* _AANGELEVERDE TEKST_:
==============================
2020/04/24: De Tijd: Boemerangfiscaliteit, oorlogsbelasting en coronataksen

Belastingen zijn nog nooit zo leuk geweest. Ofwel dalen ze, ofwel moet u ze even niet betalen. Maar vroeg of laat verandert dat.

Crisissen zijn rare momenten. Soms versnellen ze de geschiedenis, waarbij het ene hoofdstuk vervroegd wordt afgesloten en het andere versneld wordt aangevat. En soms dwingen ze, na enige trial-and-error, iedereen hetzelfde te doen. Neem de financiële crisis: of de regering nu rechts of links was, overal ter wereld nationaliseerde ze de banken. Wie kijkt hoe de coronastorm door de fiscale wereld raast, ziet hetzelfde. 

Overal gebeuren qua belastingen nu twee dingen: de importheffingen op medisch materiaal verdwijnen, van de Europese Unie tot het Verenigd Koninkrijk, Oekraïne en Rusland. En overal krijgen bedrijven uitstel om hun belastingen te betalen, zodat ze cash overhouden om de maanden met een omzetbreuk te overleven. Dat is niet alleen het geval in ons land, Zweden en Zwitserland, leert een overzicht van de Amerikaanse denktank Tax Foundation, maar evengoed in Algerije, Oeganda, India en Iran.

Het valt ook op dat weinig landen de belastingen verlaagden, al gebeurde het in Noorwegen, Indonesië en China. Zoiets werkt niet echt, zeggen OESO-experts die daar deze week een rapport over publiceerden, omdat bedrijven door de coronaschok met een urgent cashprobleem worstelen. Het moet dus snel gaan. Ze zijn weinig met een gunstiger fiscale afrekening die pas ergens in 2021 in de bus valt.

Boemerangfiscaliteit

Ik zie veel solidariteit. Maar ik ben er niet zo zeker van dat die even groot blijft als de fiscus ze van iedereen vraagt.

Een groot deel van die maatregelen zijn ‘boemerangfiscaliteit’, zegt professor belastingrecht Michel Maus (VUB). Zeker het uitstel van betaling is exact dat: uitstel. Het verandert niets aan de uiteindelijke belasting. Ook op de inkomsten uit tijdelijke werkloosheid moeten bovendien belastingen worden betaald. Iedereen weet wat met een boemerang kan gebeuren: je krijgt hem terug in je gezicht.
==============================
(Brongegevens)
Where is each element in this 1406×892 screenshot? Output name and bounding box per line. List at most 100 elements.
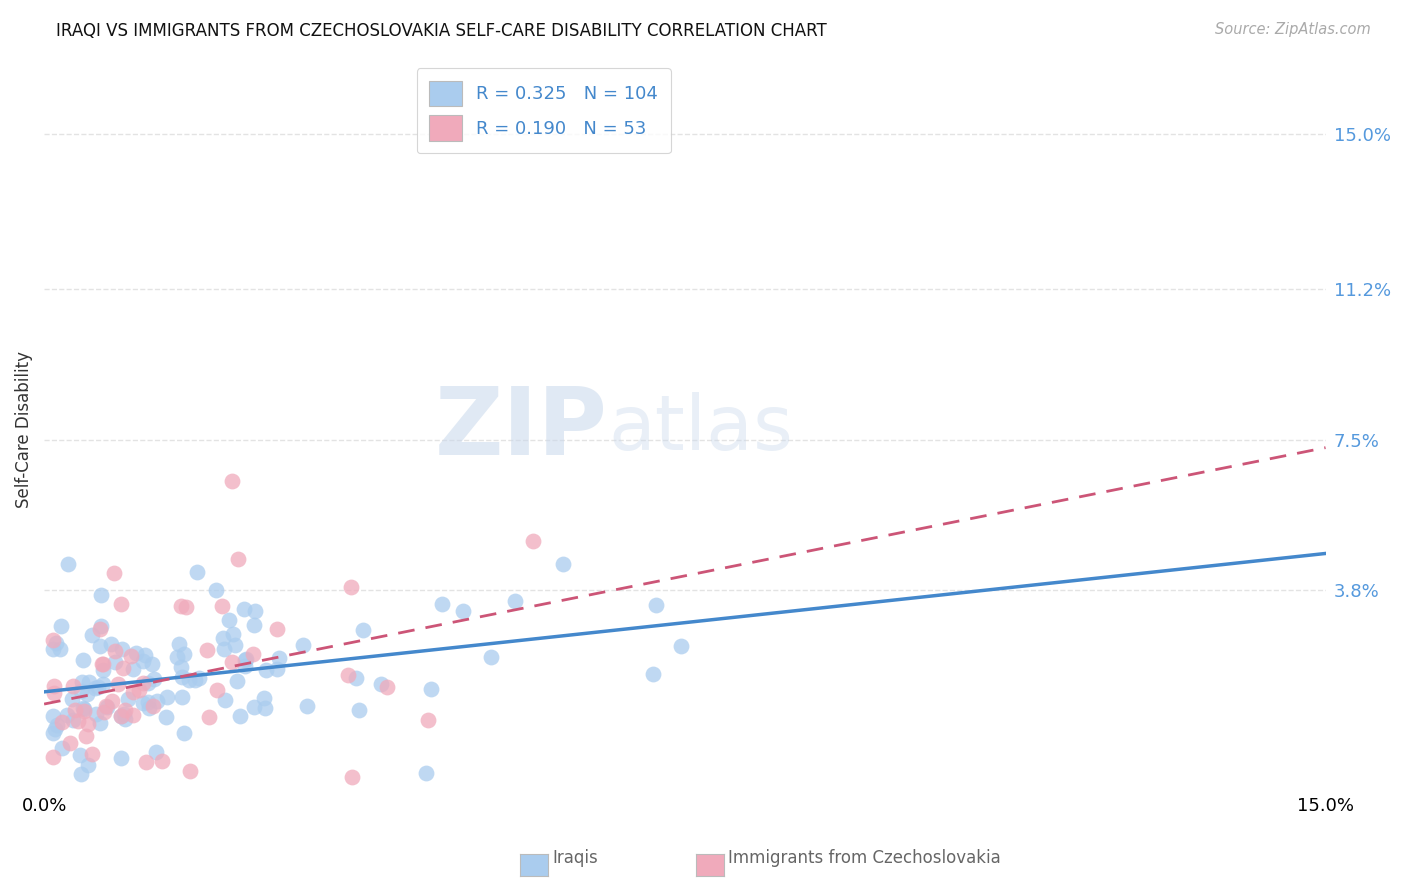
Point — [503, 594, 526, 608]
Point — [243, 604, 266, 618]
Point — [266, 662, 288, 676]
Point — [59, 736, 82, 750]
Point — [76, 687, 98, 701]
Point — [82, 747, 104, 761]
Point — [41, 708, 63, 723]
Point — [295, 699, 318, 714]
Point — [100, 636, 122, 650]
Point — [69, 767, 91, 781]
Point — [72, 700, 94, 714]
Point — [204, 582, 226, 597]
Point — [167, 637, 190, 651]
Point — [77, 675, 100, 690]
Point — [91, 664, 114, 678]
Point — [141, 657, 163, 671]
Point — [114, 703, 136, 717]
Point — [104, 644, 127, 658]
Point — [91, 657, 114, 672]
Point — [150, 754, 173, 768]
Point — [671, 640, 693, 654]
Point — [75, 729, 97, 743]
Point — [62, 714, 84, 728]
Point — [221, 474, 243, 488]
Point — [45, 635, 67, 649]
Point — [135, 755, 157, 769]
Point — [122, 707, 145, 722]
Point — [254, 701, 277, 715]
Point — [103, 566, 125, 581]
Point — [212, 631, 235, 645]
Point — [221, 627, 243, 641]
Point — [375, 681, 398, 695]
Point — [340, 770, 363, 784]
Point — [267, 651, 290, 665]
Point — [120, 649, 142, 664]
Point — [254, 663, 277, 677]
Point — [111, 641, 134, 656]
Point — [233, 653, 256, 667]
Point — [226, 551, 249, 566]
Point — [451, 604, 474, 618]
Point — [353, 623, 375, 637]
Point — [132, 654, 155, 668]
Point — [42, 686, 65, 700]
Point — [232, 602, 254, 616]
Point — [90, 619, 112, 633]
Point — [42, 633, 65, 648]
Point — [136, 695, 159, 709]
Point — [418, 713, 440, 727]
Point — [89, 622, 111, 636]
Point — [73, 704, 96, 718]
Point — [138, 675, 160, 690]
Point — [51, 740, 73, 755]
Point — [349, 703, 371, 717]
Point — [101, 693, 124, 707]
Point — [44, 679, 66, 693]
Point — [211, 599, 233, 613]
Point — [156, 690, 179, 704]
Point — [173, 647, 195, 661]
Point — [49, 619, 72, 633]
Point — [155, 709, 177, 723]
Point — [111, 661, 134, 675]
Point — [266, 623, 288, 637]
Point — [76, 758, 98, 772]
Point — [522, 533, 544, 548]
Point — [110, 708, 132, 723]
Point — [415, 766, 437, 780]
Point — [179, 764, 201, 778]
Point — [62, 679, 84, 693]
Point — [188, 671, 211, 685]
Point — [212, 642, 235, 657]
Point — [420, 682, 443, 697]
Point — [110, 708, 132, 723]
Point — [112, 706, 135, 721]
Point — [242, 648, 264, 662]
Point — [73, 702, 96, 716]
Point — [253, 690, 276, 705]
Point — [235, 652, 257, 666]
Point — [86, 706, 108, 721]
Legend: R = 0.325   N = 104, R = 0.190   N = 53: R = 0.325 N = 104, R = 0.190 N = 53 — [416, 68, 671, 153]
Point — [56, 557, 79, 571]
Point — [166, 650, 188, 665]
Point — [134, 648, 156, 663]
Point — [110, 597, 132, 611]
Point — [70, 675, 93, 690]
Point — [70, 684, 93, 698]
Point — [142, 698, 165, 713]
Point — [233, 659, 256, 673]
Point — [42, 726, 65, 740]
Point — [56, 707, 79, 722]
Point — [641, 667, 664, 681]
Text: Immigrants from Czechoslovakia: Immigrants from Czechoslovakia — [728, 848, 1001, 867]
Text: atlas: atlas — [607, 392, 793, 467]
Text: Source: ZipAtlas.com: Source: ZipAtlas.com — [1215, 22, 1371, 37]
Point — [110, 751, 132, 765]
Point — [228, 709, 250, 723]
Point — [340, 580, 363, 594]
Point — [125, 646, 148, 660]
Point — [292, 638, 315, 652]
Point — [51, 714, 73, 729]
Point — [41, 750, 63, 764]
==============================
* _VERPLICHTE OPDRACHTEN_:
1. Beantwoord de volgende vragen over het artikel over boemerangfiscaliteit.
(a) Welke Amerikaanse denktank maakte het overzicht van de belastingmaatregelen?
(b) In welke landen werden de belastingen wel verlaagd?
(c) Welke afkorting staat tussen haakjes achter de naam van Michel Maus?
2. Geef bij elke bewering aan of ze klopt met het artikel over boemerangfiscaliteit.
(a) De importheffingen op medisch materiaal verdwijnen ook in Rusland.
(b) Op inkomsten uit tijdelijke werkloosheid hoeven geen belastingen te worden betaald.
(c) Tijdens de financiële crisis nationaliseerden alleen linkse regeringen de banken.
3. Schrijf uit het artikel over boemerangfiscaliteit letterlijk het stuk over vanaf "2020/04/24: De Tijd: Boemerangfiscaliteit, oorlogsbelasting" tot en met "laat verandert dat.".

* _OPLOSSINGEN PER OPDRACHT_:
1.
(a) Tax Foundation
(b) Noorwegen, Indonesië en China
(c) VUB

2.
(a) Ja: "de importheffingen op medisch materiaal verdwijnen, van de Europese Unie tot het Verenigd Koninkrijk, Oekraïne en Rusland"
(b) Nee: "Ook op de inkomsten uit tijdelijke werkloosheid moeten bovendien belastingen worden betaald."
(c) Nee: "of de regering nu rechts of links was, overal ter wereld nationaliseerde ze de banken"

3.
2020/04/24: De Tijd: Boemerangfiscaliteit, oorlogsbelasting en coronataksen

Belastingen zijn nog nooit zo leuk geweest. Ofwel dalen ze, ofwel moet u ze even niet betalen. Maar vroeg of laat verandert dat.